[Structured figure records]
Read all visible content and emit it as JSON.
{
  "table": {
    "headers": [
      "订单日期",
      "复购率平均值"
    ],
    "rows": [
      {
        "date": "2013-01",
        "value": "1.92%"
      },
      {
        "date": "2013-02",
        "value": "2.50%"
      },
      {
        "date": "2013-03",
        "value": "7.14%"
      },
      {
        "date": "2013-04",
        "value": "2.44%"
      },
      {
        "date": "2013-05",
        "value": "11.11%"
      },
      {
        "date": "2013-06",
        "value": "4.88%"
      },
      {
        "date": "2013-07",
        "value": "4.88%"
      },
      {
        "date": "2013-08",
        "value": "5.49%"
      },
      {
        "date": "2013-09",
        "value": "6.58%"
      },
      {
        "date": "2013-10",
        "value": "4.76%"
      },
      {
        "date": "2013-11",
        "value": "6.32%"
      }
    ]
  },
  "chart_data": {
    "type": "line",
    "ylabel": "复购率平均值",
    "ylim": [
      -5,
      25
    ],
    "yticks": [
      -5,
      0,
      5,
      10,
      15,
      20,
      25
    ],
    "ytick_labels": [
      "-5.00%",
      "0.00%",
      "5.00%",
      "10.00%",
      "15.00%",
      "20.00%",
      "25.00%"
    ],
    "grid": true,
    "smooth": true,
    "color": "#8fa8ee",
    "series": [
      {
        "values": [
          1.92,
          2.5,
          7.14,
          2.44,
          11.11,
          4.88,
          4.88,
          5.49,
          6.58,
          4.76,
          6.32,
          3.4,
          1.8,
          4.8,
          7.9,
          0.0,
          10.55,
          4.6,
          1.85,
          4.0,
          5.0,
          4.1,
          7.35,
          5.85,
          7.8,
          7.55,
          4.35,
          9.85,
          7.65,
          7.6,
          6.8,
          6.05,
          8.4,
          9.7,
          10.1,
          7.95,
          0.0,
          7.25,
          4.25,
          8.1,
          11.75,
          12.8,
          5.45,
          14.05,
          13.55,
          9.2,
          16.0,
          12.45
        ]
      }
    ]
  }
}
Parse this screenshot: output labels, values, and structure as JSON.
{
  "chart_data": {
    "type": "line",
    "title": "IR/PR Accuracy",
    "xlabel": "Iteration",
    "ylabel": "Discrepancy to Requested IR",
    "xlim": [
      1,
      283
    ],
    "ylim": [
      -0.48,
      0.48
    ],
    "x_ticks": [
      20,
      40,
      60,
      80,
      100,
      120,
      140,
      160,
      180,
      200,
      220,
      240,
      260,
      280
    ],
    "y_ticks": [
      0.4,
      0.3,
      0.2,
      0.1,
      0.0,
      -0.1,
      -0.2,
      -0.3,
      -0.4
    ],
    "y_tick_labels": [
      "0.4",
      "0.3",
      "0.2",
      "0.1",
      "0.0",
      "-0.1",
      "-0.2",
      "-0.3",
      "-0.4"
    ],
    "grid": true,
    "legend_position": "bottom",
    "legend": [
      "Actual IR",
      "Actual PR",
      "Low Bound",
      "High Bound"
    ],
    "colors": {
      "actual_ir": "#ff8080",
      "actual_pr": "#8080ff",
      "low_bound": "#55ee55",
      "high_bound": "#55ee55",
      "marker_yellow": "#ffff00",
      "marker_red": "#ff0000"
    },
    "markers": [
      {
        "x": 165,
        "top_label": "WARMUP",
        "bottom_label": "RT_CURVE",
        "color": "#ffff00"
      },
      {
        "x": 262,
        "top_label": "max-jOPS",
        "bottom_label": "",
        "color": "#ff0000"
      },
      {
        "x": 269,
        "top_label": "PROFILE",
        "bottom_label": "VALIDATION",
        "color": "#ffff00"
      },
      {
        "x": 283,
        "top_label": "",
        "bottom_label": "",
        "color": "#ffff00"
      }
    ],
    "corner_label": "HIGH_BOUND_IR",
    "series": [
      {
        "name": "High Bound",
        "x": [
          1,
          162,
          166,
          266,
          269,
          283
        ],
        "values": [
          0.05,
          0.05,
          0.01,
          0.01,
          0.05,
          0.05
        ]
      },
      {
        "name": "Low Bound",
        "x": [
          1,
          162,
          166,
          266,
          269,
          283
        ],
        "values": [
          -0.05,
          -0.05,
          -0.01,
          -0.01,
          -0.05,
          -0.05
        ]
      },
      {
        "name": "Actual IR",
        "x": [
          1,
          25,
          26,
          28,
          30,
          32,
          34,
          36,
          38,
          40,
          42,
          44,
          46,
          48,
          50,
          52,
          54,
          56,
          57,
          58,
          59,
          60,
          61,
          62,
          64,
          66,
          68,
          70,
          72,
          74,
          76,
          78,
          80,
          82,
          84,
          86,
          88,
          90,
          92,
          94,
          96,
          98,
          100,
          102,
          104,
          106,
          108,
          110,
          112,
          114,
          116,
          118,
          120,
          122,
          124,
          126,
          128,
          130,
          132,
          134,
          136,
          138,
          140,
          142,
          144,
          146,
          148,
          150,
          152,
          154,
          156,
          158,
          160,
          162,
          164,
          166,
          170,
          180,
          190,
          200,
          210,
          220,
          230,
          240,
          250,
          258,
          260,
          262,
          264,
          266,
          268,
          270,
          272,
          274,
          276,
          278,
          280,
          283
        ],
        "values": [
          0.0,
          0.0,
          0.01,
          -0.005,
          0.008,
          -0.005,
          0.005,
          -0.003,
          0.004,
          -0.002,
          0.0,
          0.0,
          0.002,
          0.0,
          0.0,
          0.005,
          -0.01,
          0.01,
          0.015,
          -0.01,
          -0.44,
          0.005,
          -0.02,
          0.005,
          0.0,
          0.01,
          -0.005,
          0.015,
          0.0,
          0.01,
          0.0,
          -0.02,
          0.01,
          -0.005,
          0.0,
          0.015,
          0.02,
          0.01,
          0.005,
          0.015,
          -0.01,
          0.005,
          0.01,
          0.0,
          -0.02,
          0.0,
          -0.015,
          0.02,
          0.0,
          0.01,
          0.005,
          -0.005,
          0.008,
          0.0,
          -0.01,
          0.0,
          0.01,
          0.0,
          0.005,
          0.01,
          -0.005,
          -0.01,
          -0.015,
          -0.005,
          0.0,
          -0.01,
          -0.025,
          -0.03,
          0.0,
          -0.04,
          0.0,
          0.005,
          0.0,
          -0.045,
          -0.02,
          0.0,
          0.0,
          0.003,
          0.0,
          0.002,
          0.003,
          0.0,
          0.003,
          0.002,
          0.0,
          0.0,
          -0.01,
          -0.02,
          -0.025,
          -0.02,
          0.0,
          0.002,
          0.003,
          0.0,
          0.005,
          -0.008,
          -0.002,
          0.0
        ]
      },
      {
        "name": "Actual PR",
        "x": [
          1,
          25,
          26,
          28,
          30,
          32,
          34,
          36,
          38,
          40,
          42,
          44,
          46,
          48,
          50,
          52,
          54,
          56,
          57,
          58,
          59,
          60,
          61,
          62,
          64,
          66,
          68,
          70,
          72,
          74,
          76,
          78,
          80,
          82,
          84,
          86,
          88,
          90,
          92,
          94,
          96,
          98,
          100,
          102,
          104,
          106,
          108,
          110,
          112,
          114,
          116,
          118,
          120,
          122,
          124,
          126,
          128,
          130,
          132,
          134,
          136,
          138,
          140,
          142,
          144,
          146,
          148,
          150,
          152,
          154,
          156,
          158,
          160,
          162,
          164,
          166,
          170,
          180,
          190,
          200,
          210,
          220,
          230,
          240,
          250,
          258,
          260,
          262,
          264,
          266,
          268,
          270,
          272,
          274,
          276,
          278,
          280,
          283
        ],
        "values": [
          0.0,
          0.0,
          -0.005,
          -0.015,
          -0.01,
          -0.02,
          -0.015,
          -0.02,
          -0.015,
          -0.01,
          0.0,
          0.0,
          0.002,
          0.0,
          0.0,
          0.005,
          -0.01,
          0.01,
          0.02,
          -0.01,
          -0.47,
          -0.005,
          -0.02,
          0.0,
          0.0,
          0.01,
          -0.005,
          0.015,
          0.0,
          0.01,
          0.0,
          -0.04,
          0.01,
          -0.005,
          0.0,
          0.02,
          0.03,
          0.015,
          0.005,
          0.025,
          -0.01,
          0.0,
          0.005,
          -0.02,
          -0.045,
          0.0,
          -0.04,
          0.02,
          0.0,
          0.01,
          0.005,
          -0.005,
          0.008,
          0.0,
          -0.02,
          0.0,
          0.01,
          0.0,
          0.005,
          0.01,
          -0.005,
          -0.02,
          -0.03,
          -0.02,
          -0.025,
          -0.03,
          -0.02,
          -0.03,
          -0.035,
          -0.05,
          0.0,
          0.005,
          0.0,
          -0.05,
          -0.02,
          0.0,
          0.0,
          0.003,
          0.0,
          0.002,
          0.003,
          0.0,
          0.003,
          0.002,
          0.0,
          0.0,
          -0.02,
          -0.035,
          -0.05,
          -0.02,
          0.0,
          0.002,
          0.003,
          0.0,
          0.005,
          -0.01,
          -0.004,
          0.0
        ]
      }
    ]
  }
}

▶ [Goal of the exercise]
Only lines with the string "JSON" belong in your answer; copy each one.

▶ [Exercise answer]
Read all visible content and emit it as JSON.
Parse this screenshot: output labels, values, and structure as JSON.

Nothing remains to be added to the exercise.